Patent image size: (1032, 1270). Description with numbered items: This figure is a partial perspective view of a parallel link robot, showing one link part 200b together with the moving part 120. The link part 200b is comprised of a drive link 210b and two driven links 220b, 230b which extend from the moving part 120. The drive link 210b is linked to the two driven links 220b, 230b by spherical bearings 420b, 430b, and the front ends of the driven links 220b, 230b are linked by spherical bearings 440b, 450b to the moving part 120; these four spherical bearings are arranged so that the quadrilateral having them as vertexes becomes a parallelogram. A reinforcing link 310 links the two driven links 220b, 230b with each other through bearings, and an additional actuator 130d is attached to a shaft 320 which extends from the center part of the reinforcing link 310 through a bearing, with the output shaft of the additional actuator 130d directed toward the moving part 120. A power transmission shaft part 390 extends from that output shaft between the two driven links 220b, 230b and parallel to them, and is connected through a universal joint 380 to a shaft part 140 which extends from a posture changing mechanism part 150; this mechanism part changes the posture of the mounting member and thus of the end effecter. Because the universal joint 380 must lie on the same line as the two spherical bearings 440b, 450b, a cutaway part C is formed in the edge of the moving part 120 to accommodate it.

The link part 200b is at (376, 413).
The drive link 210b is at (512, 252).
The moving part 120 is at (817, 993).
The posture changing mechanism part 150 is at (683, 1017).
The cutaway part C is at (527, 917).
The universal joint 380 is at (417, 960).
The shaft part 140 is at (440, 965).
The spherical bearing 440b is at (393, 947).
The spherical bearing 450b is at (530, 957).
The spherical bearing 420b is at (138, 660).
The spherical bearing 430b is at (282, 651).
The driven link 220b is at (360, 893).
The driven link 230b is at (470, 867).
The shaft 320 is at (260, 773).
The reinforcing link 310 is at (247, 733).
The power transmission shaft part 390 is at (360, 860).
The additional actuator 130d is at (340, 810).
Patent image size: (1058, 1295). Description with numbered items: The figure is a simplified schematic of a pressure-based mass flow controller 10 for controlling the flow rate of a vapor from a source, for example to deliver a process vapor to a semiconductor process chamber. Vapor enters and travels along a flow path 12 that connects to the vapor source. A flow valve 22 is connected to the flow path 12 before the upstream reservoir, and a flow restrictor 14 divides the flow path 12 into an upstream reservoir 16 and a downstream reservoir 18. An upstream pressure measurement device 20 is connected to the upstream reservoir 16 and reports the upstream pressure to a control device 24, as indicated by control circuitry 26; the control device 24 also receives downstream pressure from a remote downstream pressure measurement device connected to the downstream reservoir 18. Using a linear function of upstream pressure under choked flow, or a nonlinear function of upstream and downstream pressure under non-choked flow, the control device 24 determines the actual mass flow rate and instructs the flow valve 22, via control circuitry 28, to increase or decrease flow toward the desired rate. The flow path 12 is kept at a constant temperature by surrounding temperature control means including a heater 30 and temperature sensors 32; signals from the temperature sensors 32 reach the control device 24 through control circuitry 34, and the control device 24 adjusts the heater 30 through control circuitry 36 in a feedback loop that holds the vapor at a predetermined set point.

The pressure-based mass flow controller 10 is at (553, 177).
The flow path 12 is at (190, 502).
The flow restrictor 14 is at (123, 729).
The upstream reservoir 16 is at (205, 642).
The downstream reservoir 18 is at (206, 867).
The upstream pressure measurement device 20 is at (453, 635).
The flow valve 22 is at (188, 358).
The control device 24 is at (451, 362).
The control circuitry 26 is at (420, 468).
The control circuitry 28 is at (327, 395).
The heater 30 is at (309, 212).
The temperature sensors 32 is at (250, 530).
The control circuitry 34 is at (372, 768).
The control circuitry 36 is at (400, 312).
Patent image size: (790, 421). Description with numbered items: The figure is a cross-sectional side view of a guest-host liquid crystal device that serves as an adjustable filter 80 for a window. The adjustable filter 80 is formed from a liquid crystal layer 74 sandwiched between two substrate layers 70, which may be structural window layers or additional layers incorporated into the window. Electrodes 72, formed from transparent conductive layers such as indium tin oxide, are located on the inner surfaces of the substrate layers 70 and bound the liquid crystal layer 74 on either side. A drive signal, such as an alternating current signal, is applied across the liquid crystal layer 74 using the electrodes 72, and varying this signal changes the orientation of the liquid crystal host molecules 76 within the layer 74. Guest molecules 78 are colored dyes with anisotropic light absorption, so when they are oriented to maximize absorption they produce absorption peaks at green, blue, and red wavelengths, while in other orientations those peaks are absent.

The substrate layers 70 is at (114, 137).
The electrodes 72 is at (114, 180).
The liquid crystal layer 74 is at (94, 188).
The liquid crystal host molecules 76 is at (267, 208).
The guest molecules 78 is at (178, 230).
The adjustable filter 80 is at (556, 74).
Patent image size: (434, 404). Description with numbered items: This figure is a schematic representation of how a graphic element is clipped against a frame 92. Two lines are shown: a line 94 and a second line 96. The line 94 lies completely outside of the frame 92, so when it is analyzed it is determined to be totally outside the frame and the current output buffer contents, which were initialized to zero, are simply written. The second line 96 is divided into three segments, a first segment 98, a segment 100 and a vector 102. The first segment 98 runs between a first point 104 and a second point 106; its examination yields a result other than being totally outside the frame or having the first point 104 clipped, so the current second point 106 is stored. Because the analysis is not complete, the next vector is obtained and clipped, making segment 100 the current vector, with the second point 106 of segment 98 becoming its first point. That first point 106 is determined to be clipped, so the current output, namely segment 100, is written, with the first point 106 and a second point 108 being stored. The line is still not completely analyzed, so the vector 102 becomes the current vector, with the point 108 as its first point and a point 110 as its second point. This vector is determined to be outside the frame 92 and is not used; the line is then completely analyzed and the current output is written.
##############################
**Exercise:** Reproduce all of the data above word for word, keeping every line in its original order.

**Worked solution:**
Patent image size: (1032, 1270). Description with numbered items: This figure is a partial perspective view of a parallel link robot, showing one link part 200b together with the moving part 120. The link part 200b is comprised of a drive link 210b and two driven links 220b, 230b which extend from the moving part 120. The drive link 210b is linked to the two driven links 220b, 230b by spherical bearings 420b, 430b, and the front ends of the driven links 220b, 230b are linked by spherical bearings 440b, 450b to the moving part 120; these four spherical bearings are arranged so that the quadrilateral having them as vertexes becomes a parallelogram. A reinforcing link 310 links the two driven links 220b, 230b with each other through bearings, and an additional actuator 130d is attached to a shaft 320 which extends from the center part of the reinforcing link 310 through a bearing, with the output shaft of the additional actuator 130d directed toward the moving part 120. A power transmission shaft part 390 extends from that output shaft between the two driven links 220b, 230b and parallel to them, and is connected through a universal joint 380 to a shaft part 140 which extends from a posture changing mechanism part 150; this mechanism part changes the posture of the mounting member and thus of the end effecter. Because the universal joint 380 must lie on the same line as the two spherical bearings 440b, 450b, a cutaway part C is formed in the edge of the moving part 120 to accommodate it.

The link part 200b is at (376, 413).
The drive link 210b is at (512, 252).
The moving part 120 is at (817, 993).
The posture changing mechanism part 150 is at (683, 1017).
The cutaway part C is at (527, 917).
The universal joint 380 is at (417, 960).
The shaft part 140 is at (440, 965).
The spherical bearing 440b is at (393, 947).
The spherical bearing 450b is at (530, 957).
The spherical bearing 420b is at (138, 660).
The spherical bearing 430b is at (282, 651).
The driven link 220b is at (360, 893).
The driven link 230b is at (470, 867).
The shaft 320 is at (260, 773).
The reinforcing link 310 is at (247, 733).
The power transmission shaft part 390 is at (360, 860).
The additional actuator 130d is at (340, 810).
Patent image size: (1058, 1295). Description with numbered items: The figure is a simplified schematic of a pressure-based mass flow controller 10 for controlling the flow rate of a vapor from a source, for example to deliver a process vapor to a semiconductor process chamber. Vapor enters and travels along a flow path 12 that connects to the vapor source. A flow valve 22 is connected to the flow path 12 before the upstream reservoir, and a flow restrictor 14 divides the flow path 12 into an upstream reservoir 16 and a downstream reservoir 18. An upstream pressure measurement device 20 is connected to the upstream reservoir 16 and reports the upstream pressure to a control device 24, as indicated by control circuitry 26; the control device 24 also receives downstream pressure from a remote downstream pressure measurement device connected to the downstream reservoir 18. Using a linear function of upstream pressure under choked flow, or a nonlinear function of upstream and downstream pressure under non-choked flow, the control device 24 determines the actual mass flow rate and instructs the flow valve 22, via control circuitry 28, to increase or decrease flow toward the desired rate. The flow path 12 is kept at a constant temperature by surrounding temperature control means including a heater 30 and temperature sensors 32; signals from the temperature sensors 32 reach the control device 24 through control circuitry 34, and the control device 24 adjusts the heater 30 through control circuitry 36 in a feedback loop that holds the vapor at a predetermined set point.

The pressure-based mass flow controller 10 is at (553, 177).
The flow path 12 is at (190, 502).
The flow restrictor 14 is at (123, 729).
The upstream reservoir 16 is at (205, 642).
The downstream reservoir 18 is at (206, 867).
The upstream pressure measurement device 20 is at (453, 635).
The flow valve 22 is at (188, 358).
The control device 24 is at (451, 362).
The control circuitry 26 is at (420, 468).
The control circuitry 28 is at (327, 395).
The heater 30 is at (309, 212).
The temperature sensors 32 is at (250, 530).
The control circuitry 34 is at (372, 768).
The control circuitry 36 is at (400, 312).
Patent image size: (790, 421). Description with numbered items: The figure is a cross-sectional side view of a guest-host liquid crystal device that serves as an adjustable filter 80 for a window. The adjustable filter 80 is formed from a liquid crystal layer 74 sandwiched between two substrate layers 70, which may be structural window layers or additional layers incorporated into the window. Electrodes 72, formed from transparent conductive layers such as indium tin oxide, are located on the inner surfaces of the substrate layers 70 and bound the liquid crystal layer 74 on either side. A drive signal, such as an alternating current signal, is applied across the liquid crystal layer 74 using the electrodes 72, and varying this signal changes the orientation of the liquid crystal host molecules 76 within the layer 74. Guest molecules 78 are colored dyes with anisotropic light absorption, so when they are oriented to maximize absorption they produce absorption peaks at green, blue, and red wavelengths, while in other orientations those peaks are absent.

The substrate layers 70 is at (114, 137).
The electrodes 72 is at (114, 180).
The liquid crystal layer 74 is at (94, 188).
The liquid crystal host molecules 76 is at (267, 208).
The guest molecules 78 is at (178, 230).
The adjustable filter 80 is at (556, 74).
Patent image size: (434, 404). Description with numbered items: This figure is a schematic representation of how a graphic element is clipped against a frame 92. Two lines are shown: a line 94 and a second line 96. The line 94 lies completely outside of the frame 92, so when it is analyzed it is determined to be totally outside the frame and the current output buffer contents, which were initialized to zero, are simply written. The second line 96 is divided into three segments, a first segment 98, a segment 100 and a vector 102. The first segment 98 runs between a first point 104 and a second point 106; its examination yields a result other than being totally outside the frame or having the first point 104 clipped, so the current second point 106 is stored. Because the analysis is not complete, the next vector is obtained and clipped, making segment 100 the current vector, with the second point 106 of segment 98 becoming its first point. That first point 106 is determined to be clipped, so the current output, namely segment 100, is written, with the first point 106 and a second point 108 being stored. The line is still not completely analyzed, so the vector 102 becomes the current vector, with the point 108 as its first point and a point 110 as its second point. This vector is determined to be outside the frame 92 and is not used; the line is then completely analyzed and the current output is written.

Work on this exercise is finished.